_AIM_
Return each line of the listing that contains the string "Buyer".

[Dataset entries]

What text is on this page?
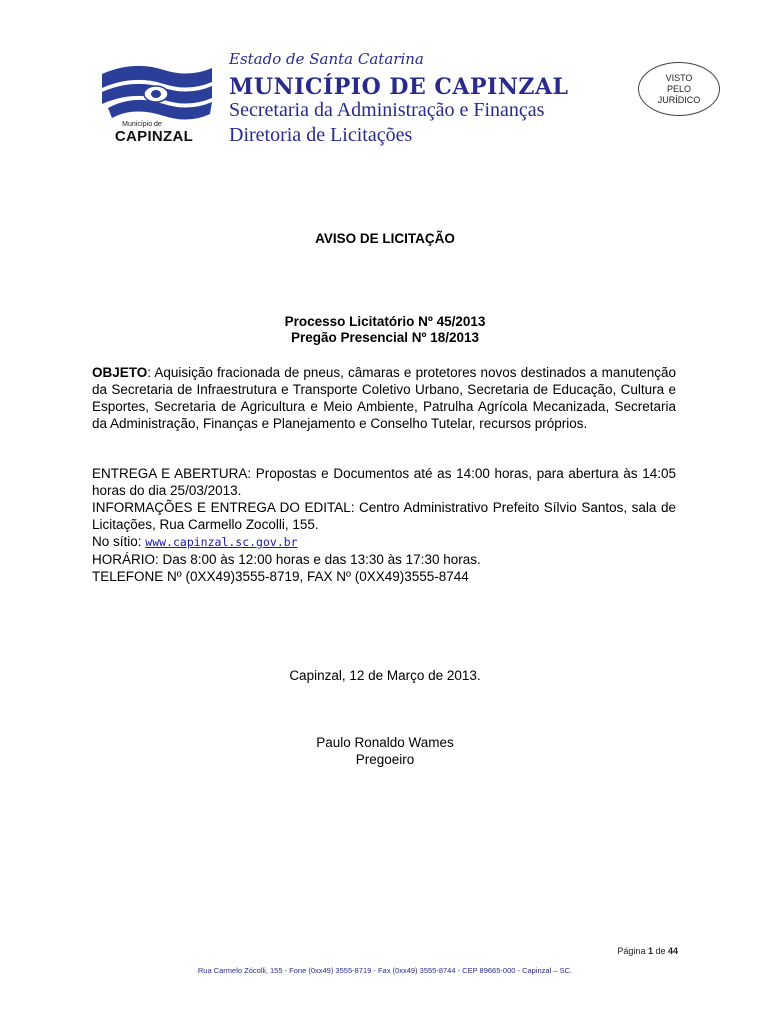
Município de
CAPINZAL
Estado de Santa Catarina
MUNICÍPIO DE CAPINZAL
Secretaria da Administração e Finanças
Diretoria de Licitações
VISTO
PELO
JURÍDICO
AVISO DE LICITAÇÃO
Processo Licitatório Nº 45/2013
Pregão Presencial Nº 18/2013
OBJETO: Aquisição fracionada de pneus, câmaras e protetores novos destinados a manutenção da Secretaria de Infraestrutura e Transporte Coletivo Urbano, Secretaria de Educação, Cultura e Esportes, Secretaria de Agricultura e Meio Ambiente, Patrulha Agrícola Mecanizada, Secretaria da Administração, Finanças e Planejamento e Conselho Tutelar, recursos próprios.
ENTREGA E ABERTURA: Propostas e Documentos até as 14:00 horas, para abertura às 14:05 horas do dia 25/03/2013.
INFORMAÇÕES E ENTREGA DO EDITAL: Centro Administrativo Prefeito Sílvio Santos, sala de Licitações, Rua Carmello Zocolli, 155.
No sítio: www.capinzal.sc.gov.br
HORÁRIO: Das 8:00 às 12:00 horas e das 13:30 às 17:30 horas.
TELEFONE Nº (0XX49)3555-8719, FAX Nº (0XX49)3555-8744
Capinzal, 12 de Março de 2013.
Paulo Ronaldo Wames
Pregoeiro
Página 1 de 44
Rua Carmelo Zócolli, 155 - Fone (0xx49) 3555-8719 - Fax (0xx49) 3555-8744 - CEP 89665-000 - Capinzal – SC.
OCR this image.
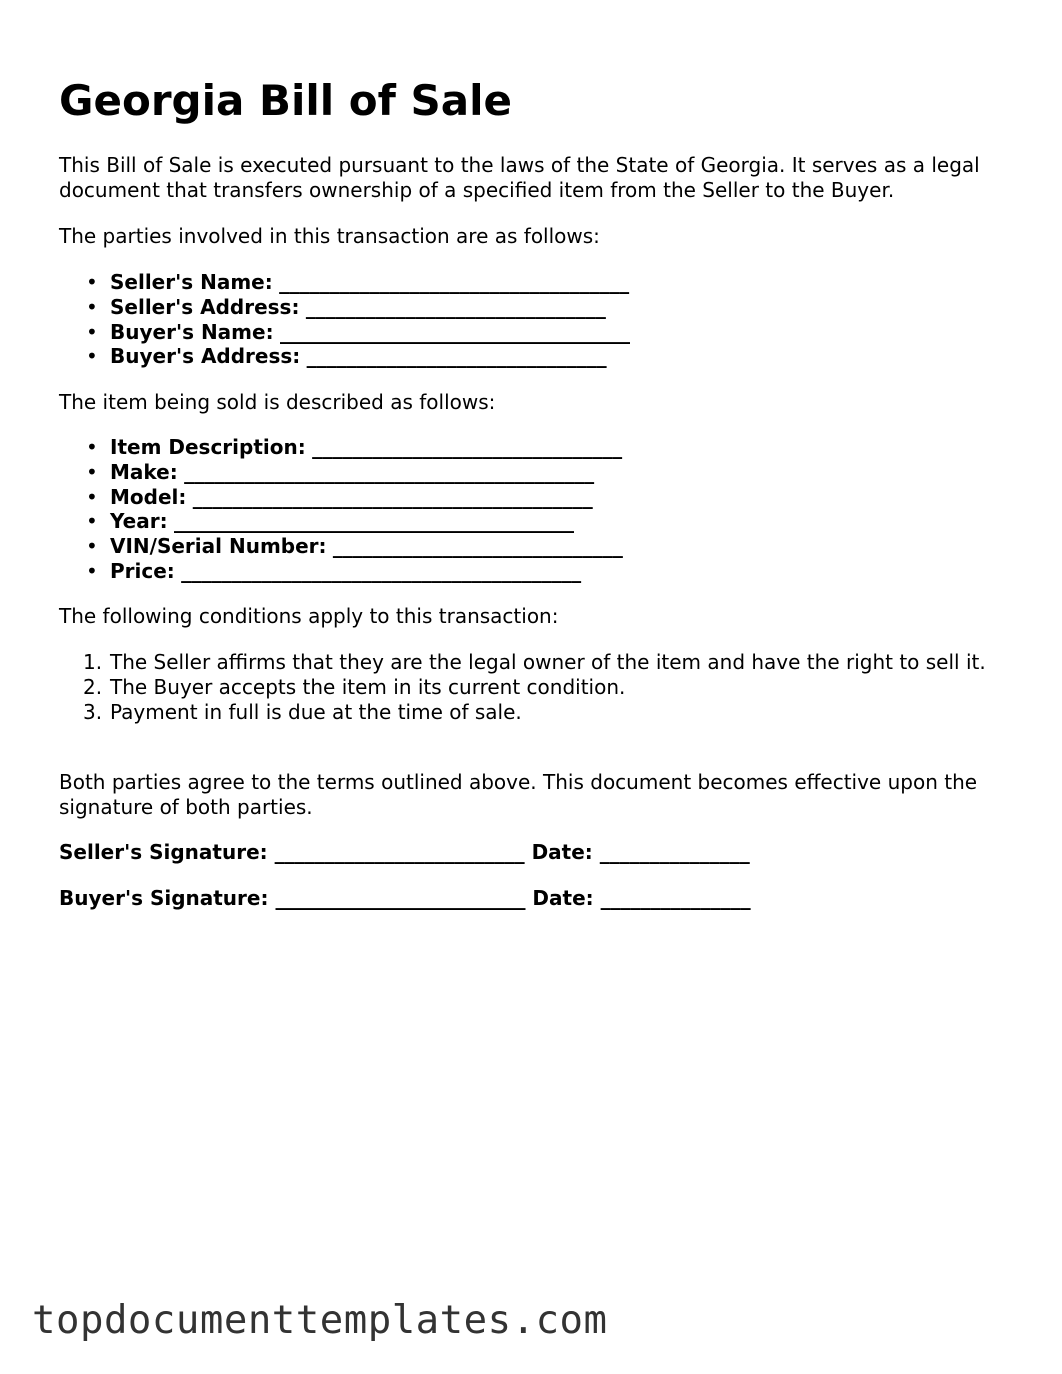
Georgia Bill of Sale

This Bill of Sale is executed pursuant to the laws of the State of Georgia. It serves as a legal document that transfers ownership of a specified item from the Seller to the Buyer.

The parties involved in this transaction are as follows:

• Seller's Name: ___________________________________
• Seller's Address: ______________________________
• Buyer's Name: ___________________________________
• Buyer's Address: ______________________________

The item being sold is described as follows:

• Item Description: _______________________________
• Make: _________________________________________
• Model: ________________________________________
• Year: ________________________________________
• VIN/Serial Number: _____________________________
• Price: ________________________________________

The following conditions apply to this transaction:

1. The Seller affirms that they are the legal owner of the item and have the right to sell it.
2. The Buyer accepts the item in its current condition.
3. Payment in full is due at the time of sale.

Both parties agree to the terms outlined above. This document becomes effective upon the signature of both parties.

Seller's Signature: _________________________ Date: _______________

Buyer's Signature: _________________________ Date: _______________

topdocumenttemplates.com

_FINAL RESULT_
This Bill of Sale is executed pursuant to the laws of the State of Georgia. It serves as a legal document that transfers ownership of a specified item from the Seller to the Buyer.
• Buyer's Name: ___________________________________
• Buyer's Address: ______________________________
2. The Buyer accepts the item in its current condition.
Buyer's Signature: _________________________ Date: _______________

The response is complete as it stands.